(Items from a dataset)
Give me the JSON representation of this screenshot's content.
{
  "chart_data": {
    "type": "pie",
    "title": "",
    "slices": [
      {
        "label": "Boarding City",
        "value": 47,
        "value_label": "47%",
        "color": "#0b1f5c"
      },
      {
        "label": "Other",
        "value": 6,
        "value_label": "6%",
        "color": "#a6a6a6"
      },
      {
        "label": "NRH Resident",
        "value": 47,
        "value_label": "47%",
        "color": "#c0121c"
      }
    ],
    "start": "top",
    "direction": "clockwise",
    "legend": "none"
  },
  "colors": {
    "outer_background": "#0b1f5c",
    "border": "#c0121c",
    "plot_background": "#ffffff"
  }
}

WHAT YOU WILL DO:
Return all of the data word for word.

RESPONSE FOR THIS EXERCISE:
Give me the JSON representation of this screenshot's content.
{
  "chart_data": {
    "type": "pie",
    "title": "",
    "slices": [
      {
        "label": "Boarding City",
        "value": 47,
        "value_label": "47%",
        "color": "#0b1f5c"
      },
      {
        "label": "Other",
        "value": 6,
        "value_label": "6%",
        "color": "#a6a6a6"
      },
      {
        "label": "NRH Resident",
        "value": 47,
        "value_label": "47%",
        "color": "#c0121c"
      }
    ],
    "start": "top",
    "direction": "clockwise",
    "legend": "none"
  },
  "colors": {
    "outer_background": "#0b1f5c",
    "border": "#c0121c",
    "plot_background": "#ffffff"
  }
}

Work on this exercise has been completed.